:: Listed records ::
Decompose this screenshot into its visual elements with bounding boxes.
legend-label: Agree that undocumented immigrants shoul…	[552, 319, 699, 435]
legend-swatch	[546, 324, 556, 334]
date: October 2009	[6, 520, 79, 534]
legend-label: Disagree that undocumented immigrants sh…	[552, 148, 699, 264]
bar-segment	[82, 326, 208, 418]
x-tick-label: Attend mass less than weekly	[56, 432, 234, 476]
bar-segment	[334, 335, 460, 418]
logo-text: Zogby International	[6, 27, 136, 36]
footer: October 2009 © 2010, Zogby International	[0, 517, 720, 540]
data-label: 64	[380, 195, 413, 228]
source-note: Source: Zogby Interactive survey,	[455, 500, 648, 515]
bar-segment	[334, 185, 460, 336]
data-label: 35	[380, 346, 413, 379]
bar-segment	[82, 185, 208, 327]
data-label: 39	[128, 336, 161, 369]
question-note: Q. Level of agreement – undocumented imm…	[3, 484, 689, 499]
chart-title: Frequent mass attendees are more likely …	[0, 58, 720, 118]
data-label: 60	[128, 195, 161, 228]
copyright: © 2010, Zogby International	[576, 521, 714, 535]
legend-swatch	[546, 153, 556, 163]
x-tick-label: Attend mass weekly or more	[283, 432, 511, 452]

:: Given request ::
Copy the data word for word, starting at its first line and ending at the line that contains "335, 460, 418]". Include both of those lines.

:: Worked answer ::
Decompose this screenshot into its visual elements with bounding boxes.
legend-label: Agree that undocumented immigrants shoul…	[552, 319, 699, 435]
legend-swatch	[546, 324, 556, 334]
date: October 2009	[6, 520, 79, 534]
legend-label: Disagree that undocumented immigrants sh…	[552, 148, 699, 264]
bar-segment	[82, 326, 208, 418]
x-tick-label: Attend mass less than weekly	[56, 432, 234, 476]
bar-segment	[334, 335, 460, 418]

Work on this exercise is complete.